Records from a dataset
○ ○ ○ ○ ○

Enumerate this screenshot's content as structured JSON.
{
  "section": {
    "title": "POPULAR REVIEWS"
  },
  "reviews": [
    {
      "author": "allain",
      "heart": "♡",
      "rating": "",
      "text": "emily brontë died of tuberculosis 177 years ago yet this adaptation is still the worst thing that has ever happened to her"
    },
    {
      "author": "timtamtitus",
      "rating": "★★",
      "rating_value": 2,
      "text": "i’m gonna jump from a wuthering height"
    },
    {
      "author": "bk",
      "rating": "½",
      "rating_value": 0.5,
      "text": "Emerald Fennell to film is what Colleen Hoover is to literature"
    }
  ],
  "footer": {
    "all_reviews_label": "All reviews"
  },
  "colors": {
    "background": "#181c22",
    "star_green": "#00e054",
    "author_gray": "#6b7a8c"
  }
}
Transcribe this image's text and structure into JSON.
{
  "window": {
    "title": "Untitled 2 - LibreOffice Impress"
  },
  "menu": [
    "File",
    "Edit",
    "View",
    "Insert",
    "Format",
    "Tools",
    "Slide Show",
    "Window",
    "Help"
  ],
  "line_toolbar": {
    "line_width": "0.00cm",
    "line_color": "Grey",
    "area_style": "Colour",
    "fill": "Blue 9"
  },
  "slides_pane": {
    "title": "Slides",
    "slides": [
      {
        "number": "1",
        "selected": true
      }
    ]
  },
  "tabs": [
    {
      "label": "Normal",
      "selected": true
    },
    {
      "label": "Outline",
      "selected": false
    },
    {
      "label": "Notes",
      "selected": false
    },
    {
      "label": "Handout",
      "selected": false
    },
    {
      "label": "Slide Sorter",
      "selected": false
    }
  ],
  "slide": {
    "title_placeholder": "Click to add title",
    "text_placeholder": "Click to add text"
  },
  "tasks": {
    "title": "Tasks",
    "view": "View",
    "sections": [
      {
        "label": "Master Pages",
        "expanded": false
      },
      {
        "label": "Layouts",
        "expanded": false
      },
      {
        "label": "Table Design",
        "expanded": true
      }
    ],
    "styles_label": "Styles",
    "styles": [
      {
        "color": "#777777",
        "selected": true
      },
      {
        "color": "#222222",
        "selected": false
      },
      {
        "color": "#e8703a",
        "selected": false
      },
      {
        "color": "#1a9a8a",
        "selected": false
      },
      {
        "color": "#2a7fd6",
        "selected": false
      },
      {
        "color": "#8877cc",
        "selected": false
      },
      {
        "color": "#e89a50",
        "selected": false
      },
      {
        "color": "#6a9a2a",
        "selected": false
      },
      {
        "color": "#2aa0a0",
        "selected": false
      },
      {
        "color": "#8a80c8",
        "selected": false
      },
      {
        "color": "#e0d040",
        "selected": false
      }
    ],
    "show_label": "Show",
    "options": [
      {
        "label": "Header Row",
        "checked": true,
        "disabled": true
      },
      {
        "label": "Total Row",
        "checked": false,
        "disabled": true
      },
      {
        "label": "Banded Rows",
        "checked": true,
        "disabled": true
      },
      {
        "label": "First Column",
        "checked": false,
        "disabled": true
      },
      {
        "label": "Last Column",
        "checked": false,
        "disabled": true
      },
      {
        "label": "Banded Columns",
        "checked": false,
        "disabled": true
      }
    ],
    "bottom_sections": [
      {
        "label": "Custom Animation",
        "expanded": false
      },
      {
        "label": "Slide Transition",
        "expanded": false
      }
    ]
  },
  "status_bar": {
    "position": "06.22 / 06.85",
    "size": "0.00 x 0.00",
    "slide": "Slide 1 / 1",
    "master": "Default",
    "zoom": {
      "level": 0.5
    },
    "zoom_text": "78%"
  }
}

○ ○ ○ ○ ○

Print the records once more, exactly as they were given.

__TASK SOLUTION__:
Enumerate this screenshot's content as structured JSON.
{
  "section": {
    "title": "POPULAR REVIEWS"
  },
  "reviews": [
    {
      "author": "allain",
      "heart": "♡",
      "rating": "",
      "text": "emily brontë died of tuberculosis 177 years ago yet this adaptation is still the worst thing that has ever happened to her"
    },
    {
      "author": "timtamtitus",
      "rating": "★★",
      "rating_value": 2,
      "text": "i’m gonna jump from a wuthering height"
    },
    {
      "author": "bk",
      "rating": "½",
      "rating_value": 0.5,
      "text": "Emerald Fennell to film is what Colleen Hoover is to literature"
    }
  ],
  "footer": {
    "all_reviews_label": "All reviews"
  },
  "colors": {
    "background": "#181c22",
    "star_green": "#00e054",
    "author_gray": "#6b7a8c"
  }
}
Transcribe this image's text and structure into JSON.
{
  "window": {
    "title": "Untitled 2 - LibreOffice Impress"
  },
  "menu": [
    "File",
    "Edit",
    "View",
    "Insert",
    "Format",
    "Tools",
    "Slide Show",
    "Window",
    "Help"
  ],
  "line_toolbar": {
    "line_width": "0.00cm",
    "line_color": "Grey",
    "area_style": "Colour",
    "fill": "Blue 9"
  },
  "slides_pane": {
    "title": "Slides",
    "slides": [
      {
        "number": "1",
        "selected": true
      }
    ]
  },
  "tabs": [
    {
      "label": "Normal",
      "selected": true
    },
    {
      "label": "Outline",
      "selected": false
    },
    {
      "label": "Notes",
      "selected": false
    },
    {
      "label": "Handout",
      "selected": false
    },
    {
      "label": "Slide Sorter",
      "selected": false
    }
  ],
  "slide": {
    "title_placeholder": "Click to add title",
    "text_placeholder": "Click to add text"
  },
  "tasks": {
    "title": "Tasks",
    "view": "View",
    "sections": [
      {
        "label": "Master Pages",
        "expanded": false
      },
      {
        "label": "Layouts",
        "expanded": false
      },
      {
        "label": "Table Design",
        "expanded": true
      }
    ],
    "styles_label": "Styles",
    "styles": [
      {
        "color": "#777777",
        "selected": true
      },
      {
        "color": "#222222",
        "selected": false
      },
      {
        "color": "#e8703a",
        "selected": false
      },
      {
        "color": "#1a9a8a",
        "selected": false
      },
      {
        "color": "#2a7fd6",
        "selected": false
      },
      {
        "color": "#8877cc",
        "selected": false
      },
      {
        "color": "#e89a50",
        "selected": false
      },
      {
        "color": "#6a9a2a",
        "selected": false
      },
      {
        "color": "#2aa0a0",
        "selected": false
      },
      {
        "color": "#8a80c8",
        "selected": false
      },
      {
        "color": "#e0d040",
        "selected": false
      }
    ],
    "show_label": "Show",
    "options": [
      {
        "label": "Header Row",
        "checked": true,
        "disabled": true
      },
      {
        "label": "Total Row",
        "checked": false,
        "disabled": true
      },
      {
        "label": "Banded Rows",
        "checked": true,
        "disabled": true
      },
      {
        "label": "First Column",
        "checked": false,
        "disabled": true
      },
      {
        "label": "Last Column",
        "checked": false,
        "disabled": true
      },
      {
        "label": "Banded Columns",
        "checked": false,
        "disabled": true
      }
    ],
    "bottom_sections": [
      {
        "label": "Custom Animation",
        "expanded": false
      },
      {
        "label": "Slide Transition",
        "expanded": false
      }
    ]
  },
  "status_bar": {
    "position": "06.22 / 06.85",
    "size": "0.00 x 0.00",
    "slide": "Slide 1 / 1",
    "master": "Default",
    "zoom": {
      "level": 0.5
    },
    "zoom_text": "78%"
  }
}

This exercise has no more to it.